= Taroko Gorge (electronic literature) =

Poetry generator programmed by Nick Montfort

Taroko Gorge is a shared work of electronic literature, first programmed by Nick Montfort. It is a poetry generator that uses random generation.

== Original work and programming ==
Nick Montfort's original version in 2009 was inspired by Taroko Gorge's landscape. The editorial statement from the Electronic Literature Collection explains the inspiration and suggests a reading method: "As the words flow, river-like, on the screen and the poem unfolds, first time readers should read until the ending reveals itself them, after which we suggest looking at the source code." Monfort wrote the original code, and thus David Wright terms him as the "sole creator and authority of this work," which Wright terms as "second-generation electronic literature."

The work, originally in Python, is web-based and relies on JavaScript. N. Katherine Hayles showcases Taroko Gorge as an example of a "slot algorithm" work.

== Publication history and collaboration ==
The work was published in the Electronic Literature Collection #3 9ELC3) from the Electronic Literature Organization. Monfort read the work at the 2009 Digital Arts and Culture conference, and presented the words rather than the code itself, showcasing the program's "built-in grammar and lineation."

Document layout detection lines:
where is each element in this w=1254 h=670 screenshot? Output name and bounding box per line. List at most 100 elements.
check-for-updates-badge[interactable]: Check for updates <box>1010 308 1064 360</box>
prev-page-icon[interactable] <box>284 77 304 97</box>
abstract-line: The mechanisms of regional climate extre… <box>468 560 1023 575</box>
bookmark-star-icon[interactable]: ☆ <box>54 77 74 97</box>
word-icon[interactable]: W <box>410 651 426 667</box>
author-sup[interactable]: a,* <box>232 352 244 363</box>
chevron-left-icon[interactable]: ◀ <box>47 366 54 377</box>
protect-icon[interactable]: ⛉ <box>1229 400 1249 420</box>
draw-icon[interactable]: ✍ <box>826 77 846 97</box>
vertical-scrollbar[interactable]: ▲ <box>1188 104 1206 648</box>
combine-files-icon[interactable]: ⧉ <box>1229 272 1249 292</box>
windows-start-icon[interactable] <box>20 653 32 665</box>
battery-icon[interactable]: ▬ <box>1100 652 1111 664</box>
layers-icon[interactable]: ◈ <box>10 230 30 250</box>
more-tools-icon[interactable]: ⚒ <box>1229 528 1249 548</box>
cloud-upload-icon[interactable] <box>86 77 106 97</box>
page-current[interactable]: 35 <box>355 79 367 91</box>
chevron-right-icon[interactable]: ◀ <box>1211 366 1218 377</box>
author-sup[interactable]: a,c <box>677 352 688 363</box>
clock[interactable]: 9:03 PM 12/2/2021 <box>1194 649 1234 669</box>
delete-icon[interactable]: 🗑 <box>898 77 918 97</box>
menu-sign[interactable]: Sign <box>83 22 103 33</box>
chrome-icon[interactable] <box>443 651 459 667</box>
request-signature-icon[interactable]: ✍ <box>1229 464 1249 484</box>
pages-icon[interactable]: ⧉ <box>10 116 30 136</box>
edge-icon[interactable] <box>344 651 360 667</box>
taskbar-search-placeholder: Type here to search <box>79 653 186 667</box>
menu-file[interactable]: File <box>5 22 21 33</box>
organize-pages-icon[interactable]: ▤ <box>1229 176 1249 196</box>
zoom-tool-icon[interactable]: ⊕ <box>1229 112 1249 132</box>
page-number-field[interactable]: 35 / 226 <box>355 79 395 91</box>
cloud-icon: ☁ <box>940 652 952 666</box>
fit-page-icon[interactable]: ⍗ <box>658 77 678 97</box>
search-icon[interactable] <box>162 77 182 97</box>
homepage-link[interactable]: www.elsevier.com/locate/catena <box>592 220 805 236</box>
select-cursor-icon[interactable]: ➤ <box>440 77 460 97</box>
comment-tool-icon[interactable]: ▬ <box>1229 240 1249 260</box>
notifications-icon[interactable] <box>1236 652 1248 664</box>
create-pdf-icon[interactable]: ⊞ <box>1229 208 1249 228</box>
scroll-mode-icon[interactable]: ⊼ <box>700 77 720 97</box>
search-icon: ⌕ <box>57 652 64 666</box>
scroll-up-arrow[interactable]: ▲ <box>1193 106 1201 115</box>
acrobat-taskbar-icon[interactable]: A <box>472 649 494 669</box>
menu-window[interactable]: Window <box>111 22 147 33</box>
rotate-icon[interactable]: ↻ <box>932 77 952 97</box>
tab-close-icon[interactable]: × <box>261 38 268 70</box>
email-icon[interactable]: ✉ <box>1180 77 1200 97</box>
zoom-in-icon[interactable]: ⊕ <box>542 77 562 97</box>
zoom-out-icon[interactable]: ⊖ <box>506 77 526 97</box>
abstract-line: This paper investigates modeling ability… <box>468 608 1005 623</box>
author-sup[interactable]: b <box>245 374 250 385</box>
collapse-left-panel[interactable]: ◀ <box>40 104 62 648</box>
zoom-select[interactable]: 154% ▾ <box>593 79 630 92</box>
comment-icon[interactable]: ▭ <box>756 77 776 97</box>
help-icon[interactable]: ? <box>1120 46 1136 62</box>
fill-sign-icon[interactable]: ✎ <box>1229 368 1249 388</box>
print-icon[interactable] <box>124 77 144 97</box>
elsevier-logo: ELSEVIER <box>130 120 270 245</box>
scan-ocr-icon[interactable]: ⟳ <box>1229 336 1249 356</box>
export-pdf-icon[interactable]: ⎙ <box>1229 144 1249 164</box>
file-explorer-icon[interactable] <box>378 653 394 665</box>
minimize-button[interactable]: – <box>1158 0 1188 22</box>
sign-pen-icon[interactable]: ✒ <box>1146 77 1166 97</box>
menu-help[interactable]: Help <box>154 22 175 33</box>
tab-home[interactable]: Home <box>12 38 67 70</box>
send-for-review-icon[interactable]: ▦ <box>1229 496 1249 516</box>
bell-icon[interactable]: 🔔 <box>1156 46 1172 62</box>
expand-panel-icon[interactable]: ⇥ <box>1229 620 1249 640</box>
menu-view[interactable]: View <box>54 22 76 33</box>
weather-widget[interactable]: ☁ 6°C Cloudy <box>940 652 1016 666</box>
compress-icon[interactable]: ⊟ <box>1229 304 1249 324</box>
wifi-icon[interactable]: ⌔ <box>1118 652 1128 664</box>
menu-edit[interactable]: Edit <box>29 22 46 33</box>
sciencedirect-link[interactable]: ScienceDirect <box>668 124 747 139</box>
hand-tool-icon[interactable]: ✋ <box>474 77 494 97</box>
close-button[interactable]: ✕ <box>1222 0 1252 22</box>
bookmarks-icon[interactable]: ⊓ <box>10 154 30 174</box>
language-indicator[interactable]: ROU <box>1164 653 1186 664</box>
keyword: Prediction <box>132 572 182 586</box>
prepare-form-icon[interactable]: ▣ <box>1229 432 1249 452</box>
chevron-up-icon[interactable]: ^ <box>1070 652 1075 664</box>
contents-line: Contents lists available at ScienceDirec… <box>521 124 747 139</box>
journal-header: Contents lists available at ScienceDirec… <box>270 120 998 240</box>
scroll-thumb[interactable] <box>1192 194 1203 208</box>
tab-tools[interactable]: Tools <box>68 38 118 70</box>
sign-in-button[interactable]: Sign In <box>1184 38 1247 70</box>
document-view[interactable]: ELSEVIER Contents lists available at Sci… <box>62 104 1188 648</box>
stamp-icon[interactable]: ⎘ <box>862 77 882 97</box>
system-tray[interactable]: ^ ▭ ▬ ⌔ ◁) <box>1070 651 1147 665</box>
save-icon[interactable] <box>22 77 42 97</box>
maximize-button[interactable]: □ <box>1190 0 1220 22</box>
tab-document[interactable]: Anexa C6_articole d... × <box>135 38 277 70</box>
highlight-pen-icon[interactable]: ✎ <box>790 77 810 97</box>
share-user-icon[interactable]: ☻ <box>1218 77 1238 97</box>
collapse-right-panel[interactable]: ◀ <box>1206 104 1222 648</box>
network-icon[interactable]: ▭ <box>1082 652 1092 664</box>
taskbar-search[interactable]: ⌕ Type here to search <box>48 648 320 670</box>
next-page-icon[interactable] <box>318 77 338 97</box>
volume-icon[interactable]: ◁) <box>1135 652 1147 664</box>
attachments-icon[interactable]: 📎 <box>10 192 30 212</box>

--- Exercise requirements ---
a - According to the article on Taroko Gorge, in what programming language was the work originally written?
b - Extend the article on Taroko Gorge, picking up right after its final sentence.
These lines have no connection to the article on Taroko Gorge.

--- Outputs by task ---
a - Python.

b -
Monfort made the program widely available, and new authors can use the code to "remix" that is to replace the original "subject", "verb", "ending" structure with their own vocabularies. This "poetry engine" has been remixed by many writers. Scott Rettberg modified the poem generator, creating a "cacophonous urban poem" rather than a nature poem. Rettberg analyzes the form and the sample code in Electronic Literature. The ELC3 version contains author contributions from multiple authors, including J.R. Carpenter, Talan Memmott, Eric Snodgrass, Mark Sample, and Maria Engberg. Judy Malloy also created a piece with this work. While the code remains intact, other writers have ranged widely in topics For example, Carpenter's remix focuses on food. Mariah Gwin explains that "Each text provides a different meaning based on not only the subject or focus of the version, but also the words that appear as they appear, creating an almost individualized experience that changes each and every time it is read. It is poetry so the meaning is up to individual interpretation." Leonardo Flores, who also used the code to create a poem (TransmoGrify, 2012), notes that "those of us who remixed it after him were not inventing a form, we were adapting, appropriating, even erasing the original works as a 3rd generation move."

Some of the remixes, such as Andrew Plotkin’s “Argot Ogre, OK!" show the code along with the generated poem.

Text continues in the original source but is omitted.